Written task = Take every line where the string "PORFERIO" appears and copy it.
>>>>>
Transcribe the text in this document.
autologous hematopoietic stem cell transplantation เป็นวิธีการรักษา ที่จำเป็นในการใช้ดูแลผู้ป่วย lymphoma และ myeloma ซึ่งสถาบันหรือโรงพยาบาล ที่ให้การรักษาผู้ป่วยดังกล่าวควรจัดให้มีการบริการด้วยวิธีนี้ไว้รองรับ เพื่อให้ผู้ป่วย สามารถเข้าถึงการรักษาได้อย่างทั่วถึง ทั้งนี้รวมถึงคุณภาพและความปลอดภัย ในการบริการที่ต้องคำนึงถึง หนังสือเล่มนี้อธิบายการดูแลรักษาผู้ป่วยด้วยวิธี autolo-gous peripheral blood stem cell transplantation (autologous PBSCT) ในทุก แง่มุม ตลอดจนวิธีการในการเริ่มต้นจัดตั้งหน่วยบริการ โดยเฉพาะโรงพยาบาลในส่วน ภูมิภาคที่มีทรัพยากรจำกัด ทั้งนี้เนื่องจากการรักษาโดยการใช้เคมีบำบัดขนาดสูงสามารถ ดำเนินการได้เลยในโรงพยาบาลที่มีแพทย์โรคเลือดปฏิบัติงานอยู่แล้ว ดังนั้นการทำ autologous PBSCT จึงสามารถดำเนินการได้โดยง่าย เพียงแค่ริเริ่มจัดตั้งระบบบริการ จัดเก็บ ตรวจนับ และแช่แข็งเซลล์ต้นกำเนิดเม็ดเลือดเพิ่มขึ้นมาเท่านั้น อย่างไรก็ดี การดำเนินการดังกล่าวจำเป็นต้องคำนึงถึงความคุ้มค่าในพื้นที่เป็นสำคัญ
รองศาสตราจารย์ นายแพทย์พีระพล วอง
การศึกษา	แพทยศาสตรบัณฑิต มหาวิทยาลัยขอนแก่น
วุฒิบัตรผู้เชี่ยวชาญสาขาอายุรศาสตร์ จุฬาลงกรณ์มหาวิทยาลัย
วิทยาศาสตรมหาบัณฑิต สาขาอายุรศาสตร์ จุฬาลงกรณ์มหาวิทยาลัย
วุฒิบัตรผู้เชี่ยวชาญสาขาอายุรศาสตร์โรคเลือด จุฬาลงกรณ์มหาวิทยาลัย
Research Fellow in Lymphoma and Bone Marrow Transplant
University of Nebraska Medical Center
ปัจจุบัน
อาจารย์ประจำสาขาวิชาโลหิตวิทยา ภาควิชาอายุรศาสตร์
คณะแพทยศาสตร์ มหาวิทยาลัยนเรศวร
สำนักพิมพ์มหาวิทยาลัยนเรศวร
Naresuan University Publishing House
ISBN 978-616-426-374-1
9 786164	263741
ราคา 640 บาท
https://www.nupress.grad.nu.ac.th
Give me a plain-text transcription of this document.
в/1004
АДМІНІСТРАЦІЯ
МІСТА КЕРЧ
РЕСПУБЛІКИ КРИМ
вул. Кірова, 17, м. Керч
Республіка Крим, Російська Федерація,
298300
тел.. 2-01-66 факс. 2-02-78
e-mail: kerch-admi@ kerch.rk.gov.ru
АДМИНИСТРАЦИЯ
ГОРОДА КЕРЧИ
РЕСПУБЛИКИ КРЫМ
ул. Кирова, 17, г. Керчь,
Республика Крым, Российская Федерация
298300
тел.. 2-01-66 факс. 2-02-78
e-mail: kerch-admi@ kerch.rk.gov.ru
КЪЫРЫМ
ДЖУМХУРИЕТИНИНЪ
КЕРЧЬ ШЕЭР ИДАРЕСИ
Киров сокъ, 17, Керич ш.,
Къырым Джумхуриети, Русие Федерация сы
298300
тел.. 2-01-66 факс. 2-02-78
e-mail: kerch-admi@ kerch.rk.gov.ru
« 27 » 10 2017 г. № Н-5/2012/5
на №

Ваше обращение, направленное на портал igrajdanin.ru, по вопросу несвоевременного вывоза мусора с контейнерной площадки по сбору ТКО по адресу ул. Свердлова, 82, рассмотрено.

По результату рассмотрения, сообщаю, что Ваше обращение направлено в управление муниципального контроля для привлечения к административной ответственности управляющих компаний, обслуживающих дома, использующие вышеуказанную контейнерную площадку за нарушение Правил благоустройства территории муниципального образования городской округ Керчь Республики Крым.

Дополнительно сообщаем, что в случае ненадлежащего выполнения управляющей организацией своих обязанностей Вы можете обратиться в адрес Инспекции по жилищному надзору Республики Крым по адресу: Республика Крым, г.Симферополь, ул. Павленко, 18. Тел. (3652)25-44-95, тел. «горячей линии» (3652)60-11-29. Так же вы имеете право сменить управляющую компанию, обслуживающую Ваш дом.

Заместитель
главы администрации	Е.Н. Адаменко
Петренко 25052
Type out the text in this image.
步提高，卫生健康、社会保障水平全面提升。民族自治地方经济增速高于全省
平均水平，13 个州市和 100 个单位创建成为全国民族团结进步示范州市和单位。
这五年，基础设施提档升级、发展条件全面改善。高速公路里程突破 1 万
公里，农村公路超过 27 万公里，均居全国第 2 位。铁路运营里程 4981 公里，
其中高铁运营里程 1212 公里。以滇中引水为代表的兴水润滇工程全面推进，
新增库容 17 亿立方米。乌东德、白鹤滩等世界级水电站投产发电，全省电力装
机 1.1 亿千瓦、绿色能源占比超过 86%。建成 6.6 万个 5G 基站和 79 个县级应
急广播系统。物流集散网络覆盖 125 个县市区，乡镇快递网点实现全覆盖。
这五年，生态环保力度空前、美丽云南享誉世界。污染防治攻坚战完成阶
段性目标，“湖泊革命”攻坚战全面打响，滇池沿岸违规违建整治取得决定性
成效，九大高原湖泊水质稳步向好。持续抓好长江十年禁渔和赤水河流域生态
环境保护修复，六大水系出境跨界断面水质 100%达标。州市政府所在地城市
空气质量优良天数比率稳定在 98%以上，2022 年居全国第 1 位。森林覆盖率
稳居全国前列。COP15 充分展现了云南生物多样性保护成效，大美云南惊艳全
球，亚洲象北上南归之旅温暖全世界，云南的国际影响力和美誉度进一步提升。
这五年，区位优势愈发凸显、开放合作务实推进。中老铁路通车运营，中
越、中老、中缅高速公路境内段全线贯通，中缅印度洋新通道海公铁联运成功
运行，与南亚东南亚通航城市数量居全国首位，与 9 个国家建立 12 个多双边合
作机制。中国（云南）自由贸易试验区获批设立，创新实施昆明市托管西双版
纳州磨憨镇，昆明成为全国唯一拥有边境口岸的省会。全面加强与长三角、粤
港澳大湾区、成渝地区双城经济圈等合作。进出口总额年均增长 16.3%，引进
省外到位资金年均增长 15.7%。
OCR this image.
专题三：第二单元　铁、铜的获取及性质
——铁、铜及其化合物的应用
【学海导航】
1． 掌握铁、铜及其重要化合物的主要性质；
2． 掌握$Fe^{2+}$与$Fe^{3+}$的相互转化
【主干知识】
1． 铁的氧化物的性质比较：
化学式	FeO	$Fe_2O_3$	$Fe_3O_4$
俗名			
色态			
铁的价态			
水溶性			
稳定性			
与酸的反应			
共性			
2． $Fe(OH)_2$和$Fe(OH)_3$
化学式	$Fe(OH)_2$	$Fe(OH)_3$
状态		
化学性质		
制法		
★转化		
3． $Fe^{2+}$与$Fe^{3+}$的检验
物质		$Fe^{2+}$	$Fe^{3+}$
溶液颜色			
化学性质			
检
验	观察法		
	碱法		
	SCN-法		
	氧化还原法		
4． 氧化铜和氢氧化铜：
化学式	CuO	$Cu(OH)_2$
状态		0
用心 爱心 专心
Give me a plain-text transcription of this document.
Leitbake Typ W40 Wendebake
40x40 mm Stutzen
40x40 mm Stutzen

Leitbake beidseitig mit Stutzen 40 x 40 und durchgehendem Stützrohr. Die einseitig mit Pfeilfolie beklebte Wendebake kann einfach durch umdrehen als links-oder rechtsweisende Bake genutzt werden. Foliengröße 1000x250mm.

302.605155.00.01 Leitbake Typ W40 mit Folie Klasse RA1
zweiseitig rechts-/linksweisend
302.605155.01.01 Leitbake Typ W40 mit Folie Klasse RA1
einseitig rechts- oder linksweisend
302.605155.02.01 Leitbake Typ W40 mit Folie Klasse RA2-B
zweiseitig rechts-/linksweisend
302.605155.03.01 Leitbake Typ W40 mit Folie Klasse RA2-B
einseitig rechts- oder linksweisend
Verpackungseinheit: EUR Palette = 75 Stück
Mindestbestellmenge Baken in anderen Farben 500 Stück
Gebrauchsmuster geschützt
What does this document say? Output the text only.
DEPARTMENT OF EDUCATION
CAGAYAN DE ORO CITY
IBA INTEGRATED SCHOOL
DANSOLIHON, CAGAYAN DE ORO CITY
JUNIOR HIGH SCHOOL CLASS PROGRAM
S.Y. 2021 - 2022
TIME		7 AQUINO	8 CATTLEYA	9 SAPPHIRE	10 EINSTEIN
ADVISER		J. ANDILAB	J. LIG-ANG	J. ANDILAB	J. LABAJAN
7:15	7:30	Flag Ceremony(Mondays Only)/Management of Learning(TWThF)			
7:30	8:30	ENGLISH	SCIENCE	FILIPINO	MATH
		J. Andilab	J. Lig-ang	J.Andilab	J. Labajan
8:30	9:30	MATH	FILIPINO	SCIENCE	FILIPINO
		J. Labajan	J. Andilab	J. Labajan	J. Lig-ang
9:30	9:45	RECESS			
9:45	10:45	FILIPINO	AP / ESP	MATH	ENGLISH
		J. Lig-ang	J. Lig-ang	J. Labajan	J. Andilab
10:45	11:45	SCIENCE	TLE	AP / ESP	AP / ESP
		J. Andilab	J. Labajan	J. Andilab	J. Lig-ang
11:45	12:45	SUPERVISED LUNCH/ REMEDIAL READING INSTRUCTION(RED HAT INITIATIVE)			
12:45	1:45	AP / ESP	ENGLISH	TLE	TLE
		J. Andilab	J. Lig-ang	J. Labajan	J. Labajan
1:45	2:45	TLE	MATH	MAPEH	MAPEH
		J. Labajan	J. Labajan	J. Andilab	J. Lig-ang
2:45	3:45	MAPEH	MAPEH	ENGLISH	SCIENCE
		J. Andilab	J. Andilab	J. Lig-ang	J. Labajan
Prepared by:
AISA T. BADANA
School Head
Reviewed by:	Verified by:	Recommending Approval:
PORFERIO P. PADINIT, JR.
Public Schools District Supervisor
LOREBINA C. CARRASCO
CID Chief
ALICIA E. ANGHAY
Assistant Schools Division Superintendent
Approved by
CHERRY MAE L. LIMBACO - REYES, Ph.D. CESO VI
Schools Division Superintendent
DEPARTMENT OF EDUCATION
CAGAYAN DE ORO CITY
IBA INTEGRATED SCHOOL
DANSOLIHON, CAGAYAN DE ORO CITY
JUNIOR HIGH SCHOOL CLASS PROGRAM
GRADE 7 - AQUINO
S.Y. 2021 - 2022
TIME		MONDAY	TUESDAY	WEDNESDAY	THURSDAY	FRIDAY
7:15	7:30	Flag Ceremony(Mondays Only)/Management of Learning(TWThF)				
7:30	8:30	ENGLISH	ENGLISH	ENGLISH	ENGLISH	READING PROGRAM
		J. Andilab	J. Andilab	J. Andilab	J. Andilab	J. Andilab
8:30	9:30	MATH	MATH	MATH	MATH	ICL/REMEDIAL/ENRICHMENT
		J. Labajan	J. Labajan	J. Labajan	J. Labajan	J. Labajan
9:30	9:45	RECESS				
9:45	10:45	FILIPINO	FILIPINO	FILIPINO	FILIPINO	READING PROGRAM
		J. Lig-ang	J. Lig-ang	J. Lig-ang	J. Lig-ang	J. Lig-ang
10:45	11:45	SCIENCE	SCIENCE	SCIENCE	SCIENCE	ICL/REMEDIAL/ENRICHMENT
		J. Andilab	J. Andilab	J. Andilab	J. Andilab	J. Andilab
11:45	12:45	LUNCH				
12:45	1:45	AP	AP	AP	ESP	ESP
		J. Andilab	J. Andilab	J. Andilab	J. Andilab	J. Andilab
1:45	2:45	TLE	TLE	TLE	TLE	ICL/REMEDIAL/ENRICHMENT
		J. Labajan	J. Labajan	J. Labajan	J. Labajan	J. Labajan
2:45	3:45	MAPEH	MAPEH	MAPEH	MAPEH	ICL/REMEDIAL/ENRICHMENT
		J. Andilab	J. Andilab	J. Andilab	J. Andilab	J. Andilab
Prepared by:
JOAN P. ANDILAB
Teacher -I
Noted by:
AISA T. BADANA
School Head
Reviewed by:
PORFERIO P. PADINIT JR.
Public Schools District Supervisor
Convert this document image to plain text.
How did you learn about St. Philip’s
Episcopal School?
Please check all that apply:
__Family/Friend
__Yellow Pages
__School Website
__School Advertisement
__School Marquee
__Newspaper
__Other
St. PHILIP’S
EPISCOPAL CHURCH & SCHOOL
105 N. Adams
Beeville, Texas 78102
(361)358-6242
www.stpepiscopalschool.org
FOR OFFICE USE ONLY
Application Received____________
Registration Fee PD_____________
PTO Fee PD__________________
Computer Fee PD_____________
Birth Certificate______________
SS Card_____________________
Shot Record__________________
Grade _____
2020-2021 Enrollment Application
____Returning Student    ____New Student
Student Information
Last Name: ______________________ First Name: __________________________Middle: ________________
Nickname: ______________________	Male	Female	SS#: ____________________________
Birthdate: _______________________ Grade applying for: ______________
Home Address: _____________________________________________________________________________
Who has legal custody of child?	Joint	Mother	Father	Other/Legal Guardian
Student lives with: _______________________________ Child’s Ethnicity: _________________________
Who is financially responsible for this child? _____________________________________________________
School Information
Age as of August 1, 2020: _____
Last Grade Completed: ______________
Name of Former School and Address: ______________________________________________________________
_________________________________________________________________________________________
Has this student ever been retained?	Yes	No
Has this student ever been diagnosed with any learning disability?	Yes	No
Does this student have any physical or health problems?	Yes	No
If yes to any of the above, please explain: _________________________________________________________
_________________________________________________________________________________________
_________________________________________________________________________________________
<<<<<
Output of the task =
PORFERIO P. PADINIT, JR.
PORFERIO P. PADINIT JR.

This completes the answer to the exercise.